───── Supplied records ─────

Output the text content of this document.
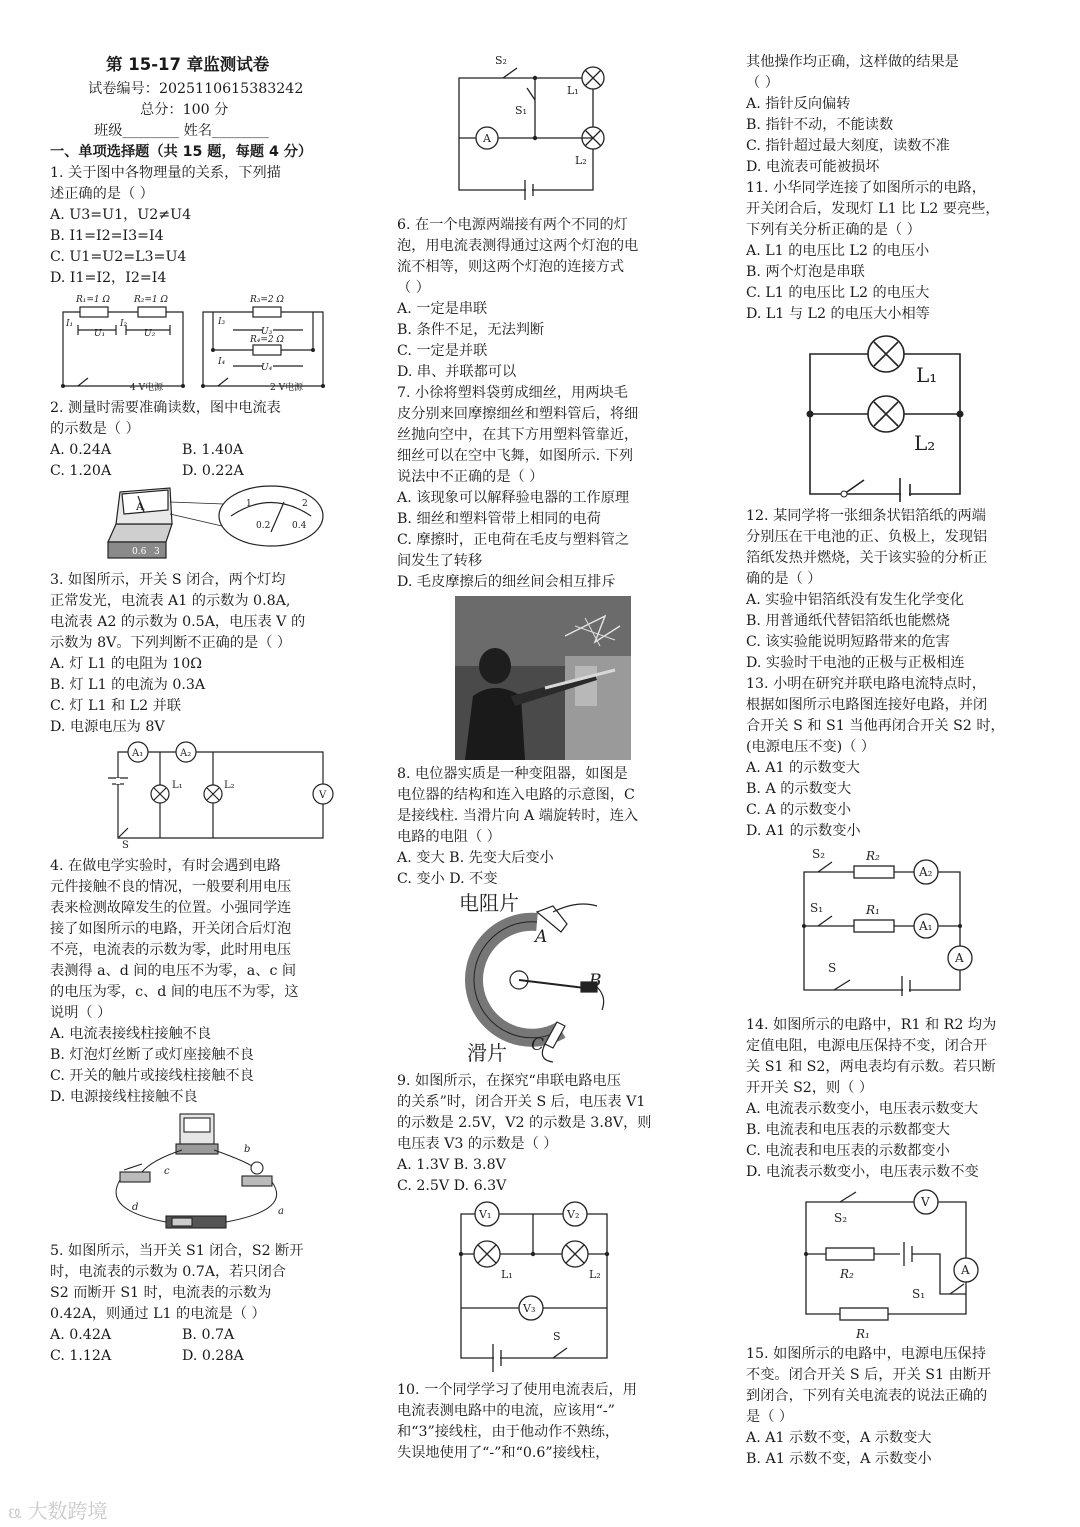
第 15-17 章监测试卷
试卷编号：2025110615383242
总分：100 分
班级________ 姓名________
一、单项选择题（共 15 题，每题 4 分）
1. 关于图中各物理量的关系，下列描
述正确的是（ ）
A. U3=U1，U2≠U4
B. I1=I2=I3=I4
C. U1=U2=L3=U4
D. I1=I2，I2=I4
R₁=1 Ω	R₂=1 Ω
I₁	I₂
U₁	U₂
4 V电源
R₃=2 Ω
R₄=2 Ω
I₃
I₄
U₃
U₄
2 V电源
2. 测量时需要准确读数，图中电流表
的示数是（ ）
A. 0.24A	B. 1.40A
C. 1.20A	D. 0.22A
A	1	2
0.2 0.4
0.6 3
3. 如图所示，开关 S 闭合，两个灯均
正常发光，电流表 A1 的示数为 0.8A,
电流表 A2 的示数为 0.5A，电压表 V 的
示数为 8V。下列判断不正确的是（ ）
A. 灯 L1 的电阻为 10Ω
B. 灯 L1 的电流为 0.3A
C. 灯 L1 和 L2 并联
D. 电源电压为 8V
A₁	A₂
L₁	L₂
V
S
4. 在做电学实验时，有时会遇到电路
元件接触不良的情况，一般要利用电压
表来检测故障发生的位置。小强同学连
接了如图所示的电路，开关闭合后灯泡
不亮，电流表的示数为零，此时用电压
表测得 a、d 间的电压不为零，a、c 间
的电压为零，c、d 间的电压不为零，这
说明（ ）
A. 电流表接线柱接触不良
B. 灯泡灯丝断了或灯座接触不良
C. 开关的触片或接线柱接触不良
D. 电源接线柱接触不良
b
c
d	a
5. 如图所示，当开关 S1 闭合，S2 断开
时，电流表的示数为 0.7A，若只闭合
S2 而断开 S1 时，电流表的示数为
0.42A，则通过 L1 的电流是（ ）
A. 0.42A	B. 0.7A
C. 1.12A	D. 0.28A
S₂
S₁
L₁
L₂
A
6. 在一个电源两端接有两个不同的灯
泡，用电流表测得通过这两个灯泡的电
流不相等，则这两个灯泡的连接方式
（ ）
A. 一定是串联
B. 条件不足，无法判断
C. 一定是并联
D. 串、并联都可以
7. 小徐将塑料袋剪成细丝，用两块毛
皮分别来回摩擦细丝和塑料管后，将细
丝抛向空中，在其下方用塑料管靠近，
细丝可以在空中飞舞，如图所示. 下列
说法中不正确的是（ ）
A. 该现象可以解释验电器的工作原理
B. 细丝和塑料管带上相同的电荷
C. 摩擦时，正电荷在毛皮与塑料管之
间发生了转移
D. 毛皮摩擦后的细丝间会相互排斥
8. 电位器实质是一种变阻器，如图是
电位器的结构和连入电路的示意图，C
是接线柱. 当滑片向 A 端旋转时，连入
电路的电阻（ ）
A. 变大 B. 先变大后变小
C. 变小 D. 不变
电阻片
滑片
A
B
C
9. 如图所示，在探究“串联电路电压
的关系”时，闭合开关 S 后，电压表 V1
的示数是 2.5V，V2 的示数是 3.8V，则
电压表 V3 的示数是（ ）
A. 1.3V B. 3.8V
C. 2.5V D. 6.3V
V₁	V₂
L₁	L₂
V₃
S
10. 一个同学学习了使用电流表后，用
电流表测电路中的电流，应该用“-”
和“3”接线柱，由于他动作不熟练，
失误地使用了“-”和“0.6”接线柱，
其他操作均正确，这样做的结果是
（ ）
A. 指针反向偏转
B. 指针不动，不能读数
C. 指针超过最大刻度，读数不准
D. 电流表可能被损坏
11. 小华同学连接了如图所示的电路，
开关闭合后，发现灯 L1 比 L2 要亮些，
下列有关分析正确的是（ ）
A. L1 的电压比 L2 的电压小
B. 两个灯泡是串联
C. L1 的电压比 L2 的电压大
D. L1 与 L2 的电压大小相等
L₁
L₂
12. 某同学将一张细条状铝箔纸的两端
分别压在干电池的正、负极上，发现铝
箔纸发热并燃烧，关于该实验的分析正
确的是（ ）
A. 实验中铝箔纸没有发生化学变化
B. 用普通纸代替铝箔纸也能燃烧
C. 该实验能说明短路带来的危害
D. 实验时干电池的正极与正极相连
13. 小明在研究并联电路电流特点时，
根据如图所示电路图连接好电路，并闭
合开关 S 和 S1 当他再闭合开关 S2 时，
(电源电压不变)（ ）
A. A1 的示数变大
B. A 的示数变大
C. A 的示数变小
D. A1 的示数变小
S₂	R₂
A₂
S₁	R₁
A₁
A
S
14. 如图所示的电路中，R1 和 R2 均为
定值电阻，电源电压保持不变，闭合开
关 S1 和 S2，两电表均有示数。若只断
开开关 S2，则（ ）
A. 电流表示数变小，电压表示数变大
B. 电流表和电压表的示数都变大
C. 电流表和电压表的示数都变小
D. 电流表示数变小，电压表示数不变
V
S₂
R₂	A
S₁
R₁
15. 如图所示的电路中，电源电压保持
不变。闭合开关 S 后，开关 S1 由断开
到闭合，下列有关电流表的说法正确的
是（ ）
A. A1 示数不变，A 示数变大
B. A1 示数不变，A 示数变小
ᦕ 大数跨境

─────

--- Given exercise ---
Gather from the data above every line with the string "的示数是".

--- Correct response ---
的示数是（ ）
的示数是 2.5V，V2 的示数是 3.8V，则
电压表 V3 的示数是（ ）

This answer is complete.